**Request**
Restate every entry word for word.

**Stored data**
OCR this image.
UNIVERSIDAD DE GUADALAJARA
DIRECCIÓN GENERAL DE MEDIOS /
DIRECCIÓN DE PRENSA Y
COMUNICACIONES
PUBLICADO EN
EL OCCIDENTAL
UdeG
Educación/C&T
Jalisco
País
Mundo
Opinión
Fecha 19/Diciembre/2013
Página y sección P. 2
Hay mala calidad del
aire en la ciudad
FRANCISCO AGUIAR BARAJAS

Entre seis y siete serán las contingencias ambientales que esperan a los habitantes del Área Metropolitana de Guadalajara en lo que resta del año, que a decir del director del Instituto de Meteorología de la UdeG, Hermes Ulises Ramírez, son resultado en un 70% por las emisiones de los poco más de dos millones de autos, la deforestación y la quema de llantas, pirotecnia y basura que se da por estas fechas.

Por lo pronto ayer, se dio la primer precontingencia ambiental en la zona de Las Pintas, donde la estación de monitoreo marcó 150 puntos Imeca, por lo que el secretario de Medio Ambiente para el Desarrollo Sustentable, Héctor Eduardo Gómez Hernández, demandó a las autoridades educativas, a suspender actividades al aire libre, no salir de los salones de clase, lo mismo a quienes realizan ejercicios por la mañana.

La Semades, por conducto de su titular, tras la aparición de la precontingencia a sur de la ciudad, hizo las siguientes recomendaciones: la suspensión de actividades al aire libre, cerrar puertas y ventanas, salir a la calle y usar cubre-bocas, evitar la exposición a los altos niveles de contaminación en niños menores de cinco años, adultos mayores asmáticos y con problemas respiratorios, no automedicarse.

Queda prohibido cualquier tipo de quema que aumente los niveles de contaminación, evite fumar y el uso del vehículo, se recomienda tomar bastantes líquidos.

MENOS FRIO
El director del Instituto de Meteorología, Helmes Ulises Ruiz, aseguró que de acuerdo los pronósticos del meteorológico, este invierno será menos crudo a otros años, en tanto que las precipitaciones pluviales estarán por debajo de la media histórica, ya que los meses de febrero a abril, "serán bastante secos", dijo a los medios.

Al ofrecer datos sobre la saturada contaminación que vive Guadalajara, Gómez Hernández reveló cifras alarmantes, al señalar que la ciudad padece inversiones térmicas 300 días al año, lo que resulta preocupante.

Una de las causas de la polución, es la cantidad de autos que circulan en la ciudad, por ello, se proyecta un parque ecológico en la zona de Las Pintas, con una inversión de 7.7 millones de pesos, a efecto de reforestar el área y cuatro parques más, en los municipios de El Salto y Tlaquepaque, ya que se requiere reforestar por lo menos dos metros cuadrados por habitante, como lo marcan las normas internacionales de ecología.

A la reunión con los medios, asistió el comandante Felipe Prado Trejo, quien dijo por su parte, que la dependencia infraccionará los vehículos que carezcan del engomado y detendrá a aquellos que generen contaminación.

**Exercise result**
OCR this image.
UNIVERSIDAD DE GUADALAJARA
DIRECCIÓN GENERAL DE MEDIOS /
DIRECCIÓN DE PRENSA Y
COMUNICACIONES
PUBLICADO EN
EL OCCIDENTAL
UdeG
Educación/C&T
Jalisco
País
Mundo
Opinión
Fecha 19/Diciembre/2013
Página y sección P. 2
Hay mala calidad del
aire en la ciudad
FRANCISCO AGUIAR BARAJAS

Entre seis y siete serán las contingencias ambientales que esperan a los habitantes del Área Metropolitana de Guadalajara en lo que resta del año, que a decir del director del Instituto de Meteorología de la UdeG, Hermes Ulises Ramírez, son resultado en un 70% por las emisiones de los poco más de dos millones de autos, la deforestación y la quema de llantas, pirotecnia y basura que se da por estas fechas.

Por lo pronto ayer, se dio la primer precontingencia ambiental en la zona de Las Pintas, donde la estación de monitoreo marcó 150 puntos Imeca, por lo que el secretario de Medio Ambiente para el Desarrollo Sustentable, Héctor Eduardo Gómez Hernández, demandó a las autoridades educativas, a suspender actividades al aire libre, no salir de los salones de clase, lo mismo a quienes realizan ejercicios por la mañana.

La Semades, por conducto de su titular, tras la aparición de la precontingencia a sur de la ciudad, hizo las siguientes recomendaciones: la suspensión de actividades al aire libre, cerrar puertas y ventanas, salir a la calle y usar cubre-bocas, evitar la exposición a los altos niveles de contaminación en niños menores de cinco años, adultos mayores asmáticos y con problemas respiratorios, no automedicarse.

Queda prohibido cualquier tipo de quema que aumente los niveles de contaminación, evite fumar y el uso del vehículo, se recomienda tomar bastantes líquidos.

MENOS FRIO
El director del Instituto de Meteorología, Helmes Ulises Ruiz, aseguró que de acuerdo los pronósticos del meteorológico, este invierno será menos crudo a otros años, en tanto que las precipitaciones pluviales estarán por debajo de la media histórica, ya que los meses de febrero a abril, "serán bastante secos", dijo a los medios.

Al ofrecer datos sobre la saturada contaminación que vive Guadalajara, Gómez Hernández reveló cifras alarmantes, al señalar que la ciudad padece inversiones térmicas 300 días al año, lo que resulta preocupante.

Una de las causas de la polución, es la cantidad de autos que circulan en la ciudad, por ello, se proyecta un parque ecológico en la zona de Las Pintas, con una inversión de 7.7 millones de pesos, a efecto de reforestar el área y cuatro parques más, en los municipios de El Salto y Tlaquepaque, ya que se requiere reforestar por lo menos dos metros cuadrados por habitante, como lo marcan las normas internacionales de ecología.

A la reunión con los medios, asistió el comandante Felipe Prado Trejo, quien dijo por su parte, que la dependencia infraccionará los vehículos que carezcan del engomado y detendrá a aquellos que generen contaminación.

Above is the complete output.